====== DATASET ROWS ======

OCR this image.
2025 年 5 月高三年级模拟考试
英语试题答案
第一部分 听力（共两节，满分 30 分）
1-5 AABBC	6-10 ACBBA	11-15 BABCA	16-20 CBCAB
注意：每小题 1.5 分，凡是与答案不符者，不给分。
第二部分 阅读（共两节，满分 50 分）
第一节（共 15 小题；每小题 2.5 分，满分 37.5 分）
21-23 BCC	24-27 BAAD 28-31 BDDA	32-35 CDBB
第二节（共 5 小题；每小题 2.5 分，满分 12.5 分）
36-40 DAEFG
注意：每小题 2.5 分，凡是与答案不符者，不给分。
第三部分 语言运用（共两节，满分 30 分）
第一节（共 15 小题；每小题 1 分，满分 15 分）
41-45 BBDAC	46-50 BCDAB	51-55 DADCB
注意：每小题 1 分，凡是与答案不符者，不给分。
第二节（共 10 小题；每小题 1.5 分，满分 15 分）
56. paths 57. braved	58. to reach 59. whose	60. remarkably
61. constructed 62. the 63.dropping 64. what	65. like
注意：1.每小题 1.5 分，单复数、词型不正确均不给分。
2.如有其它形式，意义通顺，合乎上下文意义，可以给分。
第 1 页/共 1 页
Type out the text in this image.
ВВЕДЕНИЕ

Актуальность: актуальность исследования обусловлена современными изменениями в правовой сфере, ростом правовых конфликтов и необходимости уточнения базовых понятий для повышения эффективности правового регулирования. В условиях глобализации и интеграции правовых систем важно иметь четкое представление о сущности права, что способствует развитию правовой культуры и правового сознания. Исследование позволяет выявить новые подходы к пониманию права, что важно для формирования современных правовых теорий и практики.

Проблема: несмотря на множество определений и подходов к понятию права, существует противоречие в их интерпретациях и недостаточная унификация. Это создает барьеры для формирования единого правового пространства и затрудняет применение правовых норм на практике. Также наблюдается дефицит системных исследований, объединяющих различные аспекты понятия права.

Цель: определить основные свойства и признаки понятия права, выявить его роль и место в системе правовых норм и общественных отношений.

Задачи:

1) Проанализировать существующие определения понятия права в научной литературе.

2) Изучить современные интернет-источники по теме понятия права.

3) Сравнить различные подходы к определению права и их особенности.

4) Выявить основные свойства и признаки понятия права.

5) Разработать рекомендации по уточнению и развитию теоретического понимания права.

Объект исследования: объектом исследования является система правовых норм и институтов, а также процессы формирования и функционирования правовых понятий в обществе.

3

======

**EXERCISE BRIEF:** Return every line exactly.

**THE OUTPUT:**
OCR this image.
2025 年 5 月高三年级模拟考试
英语试题答案
第一部分 听力（共两节，满分 30 分）
1-5 AABBC	6-10 ACBBA	11-15 BABCA	16-20 CBCAB
注意：每小题 1.5 分，凡是与答案不符者，不给分。
第二部分 阅读（共两节，满分 50 分）
第一节（共 15 小题；每小题 2.5 分，满分 37.5 分）
21-23 BCC	24-27 BAAD 28-31 BDDA	32-35 CDBB
第二节（共 5 小题；每小题 2.5 分，满分 12.5 分）
36-40 DAEFG
注意：每小题 2.5 分，凡是与答案不符者，不给分。
第三部分 语言运用（共两节，满分 30 分）
第一节（共 15 小题；每小题 1 分，满分 15 分）
41-45 BBDAC	46-50 BCDAB	51-55 DADCB
注意：每小题 1 分，凡是与答案不符者，不给分。
第二节（共 10 小题；每小题 1.5 分，满分 15 分）
56. paths 57. braved	58. to reach 59. whose	60. remarkably
61. constructed 62. the 63.dropping 64. what	65. like
注意：1.每小题 1.5 分，单复数、词型不正确均不给分。
2.如有其它形式，意义通顺，合乎上下文意义，可以给分。
第 1 页/共 1 页
Type out the text in this image.
ВВЕДЕНИЕ

Актуальность: актуальность исследования обусловлена современными изменениями в правовой сфере, ростом правовых конфликтов и необходимости уточнения базовых понятий для повышения эффективности правового регулирования. В условиях глобализации и интеграции правовых систем важно иметь четкое представление о сущности права, что способствует развитию правовой культуры и правового сознания. Исследование позволяет выявить новые подходы к пониманию права, что важно для формирования современных правовых теорий и практики.

Проблема: несмотря на множество определений и подходов к понятию права, существует противоречие в их интерпретациях и недостаточная унификация. Это создает барьеры для формирования единого правового пространства и затрудняет применение правовых норм на практике. Также наблюдается дефицит системных исследований, объединяющих различные аспекты понятия права.

Цель: определить основные свойства и признаки понятия права, выявить его роль и место в системе правовых норм и общественных отношений.

Задачи:

1) Проанализировать существующие определения понятия права в научной литературе.

2) Изучить современные интернет-источники по теме понятия права.

3) Сравнить различные подходы к определению права и их особенности.

4) Выявить основные свойства и признаки понятия права.

5) Разработать рекомендации по уточнению и развитию теоретического понимания права.

Объект исследования: объектом исследования является система правовых норм и институтов, а также процессы формирования и функционирования правовых понятий в обществе.

3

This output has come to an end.